*Texte fourni:*

Opération comptable blanche pour le ministère de la Défense? Pas exactement… Car il faut bien abonder cette réserve de précaution ministérielle. Et les armées y ont contribué à hauteur de 650 millions d’euros… Le ministre, Jean-Yves Le Drian, a obtenu 500 millions de recettes exceptionnelles (REX) supplémentaires pour 2014 à titre de compensation. Mais il n’empêche, les crédits annulés en 2013 ne sont plus dans ses caisses en attendant.

Mais plus généralement, est-il normal qu’il revienne aux armées de financer les surcoûts des opérations extérieures qu’on leur demande de faire au nom de la France? Ces interventions ne devraient-elles pas faire l’objet d’un budget spécifique? Aux Etats-Unis, par exemple, l’approche est totalement différente…

Ainsi, le Pentagone dispose de son budget de base, qui devrait s’élever à 496 milliards de dollars en 2015 (le chiffre pourrait changer après examen au Congrès) auquel vient s’ajouter une ligne de crédits spécifique, qui, appelée « Overseas Contingency Operations (OCO) », sert à financer les interventions extérieures des forces américaines ainsi que des actions du département d’Etat de l’agence de développement et d’assitance USAID.

Pour la prochaine année fiscale (1er octobre 2014 – 30 septembre 2015), et au titre des OCO, le Pentagone a donc demandé une enveloppe de 79,4 milliards de dollars pour financer ses dépenses liées au conflit afghan. Soit 5 milliards de moins, seulement, par rapport ce qui avait été souhaité un an plus tôt, alors que les forces américaines auront terminé leurs opérations de combat en Afghanistan d’ici le 31 décembre et que Washington n’a pas la certitude, encore, de pouvoir y laisser un contingent réduit afin d’assister les forces de sécurité afghanes après cette échéance.

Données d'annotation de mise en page
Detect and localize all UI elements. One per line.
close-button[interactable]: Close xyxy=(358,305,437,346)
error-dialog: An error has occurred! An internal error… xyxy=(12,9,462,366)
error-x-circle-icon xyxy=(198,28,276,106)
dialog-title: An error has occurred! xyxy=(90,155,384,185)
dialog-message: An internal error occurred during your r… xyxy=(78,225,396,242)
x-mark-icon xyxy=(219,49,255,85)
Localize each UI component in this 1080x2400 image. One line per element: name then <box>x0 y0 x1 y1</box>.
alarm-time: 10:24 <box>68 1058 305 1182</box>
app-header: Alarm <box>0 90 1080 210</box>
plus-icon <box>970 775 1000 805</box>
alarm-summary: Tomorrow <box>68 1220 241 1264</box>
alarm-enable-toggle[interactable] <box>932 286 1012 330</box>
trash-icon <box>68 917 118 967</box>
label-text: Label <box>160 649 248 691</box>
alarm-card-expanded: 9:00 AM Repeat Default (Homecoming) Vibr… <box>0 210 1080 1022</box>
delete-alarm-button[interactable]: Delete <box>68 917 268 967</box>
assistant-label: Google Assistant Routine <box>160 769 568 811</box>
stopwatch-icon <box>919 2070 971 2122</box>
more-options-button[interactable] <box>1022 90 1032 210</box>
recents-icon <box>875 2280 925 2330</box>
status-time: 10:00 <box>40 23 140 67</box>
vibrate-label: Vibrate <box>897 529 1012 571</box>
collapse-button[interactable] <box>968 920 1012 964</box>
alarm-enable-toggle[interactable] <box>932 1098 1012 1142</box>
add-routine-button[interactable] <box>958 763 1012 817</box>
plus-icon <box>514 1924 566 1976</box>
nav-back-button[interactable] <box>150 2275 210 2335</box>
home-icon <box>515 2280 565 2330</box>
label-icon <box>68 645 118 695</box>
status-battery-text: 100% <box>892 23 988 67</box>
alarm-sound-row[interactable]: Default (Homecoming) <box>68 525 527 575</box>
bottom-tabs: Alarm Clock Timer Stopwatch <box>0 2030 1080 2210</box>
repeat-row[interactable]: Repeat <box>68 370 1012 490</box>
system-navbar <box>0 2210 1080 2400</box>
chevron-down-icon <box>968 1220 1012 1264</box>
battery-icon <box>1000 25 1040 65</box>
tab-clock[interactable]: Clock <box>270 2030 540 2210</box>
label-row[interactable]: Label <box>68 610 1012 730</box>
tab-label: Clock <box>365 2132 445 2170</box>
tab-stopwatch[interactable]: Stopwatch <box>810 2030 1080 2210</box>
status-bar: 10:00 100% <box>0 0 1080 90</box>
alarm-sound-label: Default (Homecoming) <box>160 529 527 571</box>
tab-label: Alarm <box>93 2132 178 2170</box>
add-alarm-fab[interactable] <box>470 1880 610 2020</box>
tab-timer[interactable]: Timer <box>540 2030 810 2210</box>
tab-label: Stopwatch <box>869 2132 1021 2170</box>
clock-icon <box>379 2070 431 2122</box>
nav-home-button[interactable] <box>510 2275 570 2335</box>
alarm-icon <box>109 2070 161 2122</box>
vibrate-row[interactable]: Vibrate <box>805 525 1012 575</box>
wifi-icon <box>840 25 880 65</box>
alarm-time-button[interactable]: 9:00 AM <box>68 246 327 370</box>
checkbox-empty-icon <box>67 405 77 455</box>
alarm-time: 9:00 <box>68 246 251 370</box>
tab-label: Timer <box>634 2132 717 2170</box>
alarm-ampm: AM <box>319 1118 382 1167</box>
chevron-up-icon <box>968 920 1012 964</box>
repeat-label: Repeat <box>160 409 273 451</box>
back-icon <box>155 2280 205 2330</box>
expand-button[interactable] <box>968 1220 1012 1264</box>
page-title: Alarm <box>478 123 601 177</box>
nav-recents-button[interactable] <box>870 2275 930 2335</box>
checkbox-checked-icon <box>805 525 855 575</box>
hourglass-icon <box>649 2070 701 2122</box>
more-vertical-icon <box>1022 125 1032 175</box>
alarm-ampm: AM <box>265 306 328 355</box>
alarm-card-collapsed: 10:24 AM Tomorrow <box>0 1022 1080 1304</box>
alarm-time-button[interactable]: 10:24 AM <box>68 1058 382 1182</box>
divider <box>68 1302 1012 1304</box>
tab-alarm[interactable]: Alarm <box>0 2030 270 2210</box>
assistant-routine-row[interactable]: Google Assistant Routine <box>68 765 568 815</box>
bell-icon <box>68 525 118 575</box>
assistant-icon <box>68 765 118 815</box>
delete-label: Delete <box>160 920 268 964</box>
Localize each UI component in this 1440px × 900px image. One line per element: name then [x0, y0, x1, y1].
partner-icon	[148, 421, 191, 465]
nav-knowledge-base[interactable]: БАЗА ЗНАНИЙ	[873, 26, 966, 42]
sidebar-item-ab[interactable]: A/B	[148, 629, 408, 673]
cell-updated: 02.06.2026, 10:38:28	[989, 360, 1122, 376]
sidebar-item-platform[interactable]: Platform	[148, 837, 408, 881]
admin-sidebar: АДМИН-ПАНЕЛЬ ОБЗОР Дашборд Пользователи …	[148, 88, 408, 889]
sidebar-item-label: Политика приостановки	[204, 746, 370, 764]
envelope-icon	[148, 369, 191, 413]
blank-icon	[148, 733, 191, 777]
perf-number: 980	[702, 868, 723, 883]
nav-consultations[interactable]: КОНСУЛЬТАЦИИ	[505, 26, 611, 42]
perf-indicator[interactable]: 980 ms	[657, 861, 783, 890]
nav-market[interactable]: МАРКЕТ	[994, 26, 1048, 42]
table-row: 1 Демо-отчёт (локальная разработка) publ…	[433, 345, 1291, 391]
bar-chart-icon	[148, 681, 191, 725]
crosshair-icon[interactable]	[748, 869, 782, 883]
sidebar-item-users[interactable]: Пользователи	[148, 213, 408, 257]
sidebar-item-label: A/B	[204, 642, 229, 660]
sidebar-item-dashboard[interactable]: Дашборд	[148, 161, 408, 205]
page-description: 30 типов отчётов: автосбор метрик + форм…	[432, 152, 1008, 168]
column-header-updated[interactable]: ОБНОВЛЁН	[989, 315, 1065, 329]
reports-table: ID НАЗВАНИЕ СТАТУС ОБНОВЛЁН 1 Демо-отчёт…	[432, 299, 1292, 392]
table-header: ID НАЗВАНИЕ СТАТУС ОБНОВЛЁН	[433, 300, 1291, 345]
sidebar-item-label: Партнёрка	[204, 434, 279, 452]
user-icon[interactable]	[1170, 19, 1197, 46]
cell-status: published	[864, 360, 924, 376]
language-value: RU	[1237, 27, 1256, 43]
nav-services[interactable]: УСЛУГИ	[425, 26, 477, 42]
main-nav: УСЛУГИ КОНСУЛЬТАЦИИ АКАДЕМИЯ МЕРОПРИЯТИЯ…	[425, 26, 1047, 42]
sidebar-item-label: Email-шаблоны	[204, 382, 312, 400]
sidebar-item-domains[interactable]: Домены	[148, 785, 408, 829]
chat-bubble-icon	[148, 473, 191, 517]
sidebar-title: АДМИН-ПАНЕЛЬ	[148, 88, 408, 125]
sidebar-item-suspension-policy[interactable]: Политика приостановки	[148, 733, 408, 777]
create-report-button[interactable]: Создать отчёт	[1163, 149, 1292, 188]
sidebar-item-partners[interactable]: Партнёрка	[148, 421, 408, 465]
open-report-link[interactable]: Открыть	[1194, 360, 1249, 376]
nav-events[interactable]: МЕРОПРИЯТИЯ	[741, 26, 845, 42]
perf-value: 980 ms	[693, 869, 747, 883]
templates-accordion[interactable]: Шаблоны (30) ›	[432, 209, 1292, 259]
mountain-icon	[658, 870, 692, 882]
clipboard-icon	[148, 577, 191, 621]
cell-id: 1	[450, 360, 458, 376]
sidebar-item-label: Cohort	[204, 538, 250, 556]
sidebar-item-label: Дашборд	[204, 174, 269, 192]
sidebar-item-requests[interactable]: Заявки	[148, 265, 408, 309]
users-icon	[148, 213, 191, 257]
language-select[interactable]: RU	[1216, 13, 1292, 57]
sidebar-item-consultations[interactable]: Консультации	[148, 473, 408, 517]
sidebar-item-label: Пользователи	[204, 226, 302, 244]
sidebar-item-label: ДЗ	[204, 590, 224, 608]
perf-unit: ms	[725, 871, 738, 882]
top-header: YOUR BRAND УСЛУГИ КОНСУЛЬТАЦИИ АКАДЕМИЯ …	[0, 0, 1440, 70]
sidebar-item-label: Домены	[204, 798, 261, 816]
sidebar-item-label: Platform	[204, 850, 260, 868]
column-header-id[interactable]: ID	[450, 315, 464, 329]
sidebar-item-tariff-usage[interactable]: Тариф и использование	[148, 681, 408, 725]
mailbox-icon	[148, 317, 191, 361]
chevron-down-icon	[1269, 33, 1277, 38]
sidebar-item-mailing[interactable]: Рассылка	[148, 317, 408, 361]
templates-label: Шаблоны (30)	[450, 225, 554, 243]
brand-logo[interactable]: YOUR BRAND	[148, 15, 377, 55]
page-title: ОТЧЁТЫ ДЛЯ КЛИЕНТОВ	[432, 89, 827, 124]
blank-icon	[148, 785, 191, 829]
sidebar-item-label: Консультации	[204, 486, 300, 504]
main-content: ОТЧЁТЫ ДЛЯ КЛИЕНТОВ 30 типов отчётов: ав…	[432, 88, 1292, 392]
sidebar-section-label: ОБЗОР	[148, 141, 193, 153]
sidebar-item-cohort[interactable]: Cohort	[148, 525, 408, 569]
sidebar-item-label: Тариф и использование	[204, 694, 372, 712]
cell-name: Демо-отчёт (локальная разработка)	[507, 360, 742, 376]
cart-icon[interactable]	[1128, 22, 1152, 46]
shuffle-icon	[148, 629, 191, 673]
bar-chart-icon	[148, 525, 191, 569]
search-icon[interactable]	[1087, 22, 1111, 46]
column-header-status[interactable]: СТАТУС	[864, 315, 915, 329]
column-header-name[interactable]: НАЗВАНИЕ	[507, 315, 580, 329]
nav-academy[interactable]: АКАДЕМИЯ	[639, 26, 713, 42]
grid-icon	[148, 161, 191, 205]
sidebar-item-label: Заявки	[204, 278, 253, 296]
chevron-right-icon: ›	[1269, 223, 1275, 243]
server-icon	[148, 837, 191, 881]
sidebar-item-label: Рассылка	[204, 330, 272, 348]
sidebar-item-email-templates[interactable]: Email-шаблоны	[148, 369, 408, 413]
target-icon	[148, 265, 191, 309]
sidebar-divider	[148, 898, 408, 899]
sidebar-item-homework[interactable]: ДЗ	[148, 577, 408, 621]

*Objectif 1:* Extrayez telles quelles les lignes des données d'annotation, de la toute première jusqu'à celle qui contient "status-battery-text: 100% <box>892", incluse.
*Objectif 2:* Écrivez la suite du texte sur le financement des opérations extérieures, à partir de sa dernière phrase.
Le texte et les lignes sont deux documents à part.

*Réponse 1:*
Detect and localize all UI elements. One per line.
close-button[interactable]: Close xyxy=(358,305,437,346)
error-dialog: An error has occurred! An internal error… xyxy=(12,9,462,366)
error-x-circle-icon xyxy=(198,28,276,106)
dialog-title: An error has occurred! xyxy=(90,155,384,185)
dialog-message: An internal error occurred during your r… xyxy=(78,225,396,242)
x-mark-icon xyxy=(219,49,255,85)
Localize each UI component in this 1080x2400 image. One line per element: name then <box>x0 y0 x1 y1</box>.
alarm-time: 10:24 <box>68 1058 305 1182</box>
app-header: Alarm <box>0 90 1080 210</box>
plus-icon <box>970 775 1000 805</box>
alarm-summary: Tomorrow <box>68 1220 241 1264</box>
alarm-enable-toggle[interactable] <box>932 286 1012 330</box>
trash-icon <box>68 917 118 967</box>
label-text: Label <box>160 649 248 691</box>
alarm-card-expanded: 9:00 AM Repeat Default (Homecoming) Vibr… <box>0 210 1080 1022</box>
delete-alarm-button[interactable]: Delete <box>68 917 268 967</box>
assistant-label: Google Assistant Routine <box>160 769 568 811</box>
stopwatch-icon <box>919 2070 971 2122</box>
more-options-button[interactable] <box>1022 90 1032 210</box>
recents-icon <box>875 2280 925 2330</box>
status-time: 10:00 <box>40 23 140 67</box>
vibrate-label: Vibrate <box>897 529 1012 571</box>
collapse-button[interactable] <box>968 920 1012 964</box>
alarm-enable-toggle[interactable] <box>932 1098 1012 1142</box>
add-routine-button[interactable] <box>958 763 1012 817</box>
plus-icon <box>514 1924 566 1976</box>
nav-back-button[interactable] <box>150 2275 210 2335</box>
home-icon <box>515 2280 565 2330</box>
label-icon <box>68 645 118 695</box>
status-battery-text: 100% <box>892 23 988 67</box>

*Réponse 2:*
Certes, le retrait du théâtre afghan coûtera cher (entre 5 et 7 milliards, dit-on…). Mais cela n’explique pas la raison pour laquelle le Pentagone a demandé autant d’argent. « Ce maintien d’un important budget dédié à la guerre en Afghanistan (lui) permet de s’affranchir à bon compte du plafond imposé par le Congrès au budget de la Défense », a ainsi expliqué Todd Harrisson, spécialiste du budget au Center for Strategic and Budgetary Assessments (CSBA), implanté à Washington. « L’exécutif et le Congrès sont disposés à l’utiliser pour limiter l’impact de coupes automatiques » imposées au « budget de base » des forces armées américaines, a-t-il ajouté.

Ce passe-passe comptable permet ainsi de financer une partie des frais de maintenance des matériels utilisés en opération par les forces américaines. Et il a, selon Todd Harrisson, « largement compensé la réduction du budget de base due aux coupes automatiques » liées à la séquestration, imposée par la mésentente au Congrès sur le relèvement du plafond de la dette des Etats-Unis. Pour 2015, ces contraintes budgétaires seront épargnées au Pentagone, suite à une accord entre républicains et démocrates.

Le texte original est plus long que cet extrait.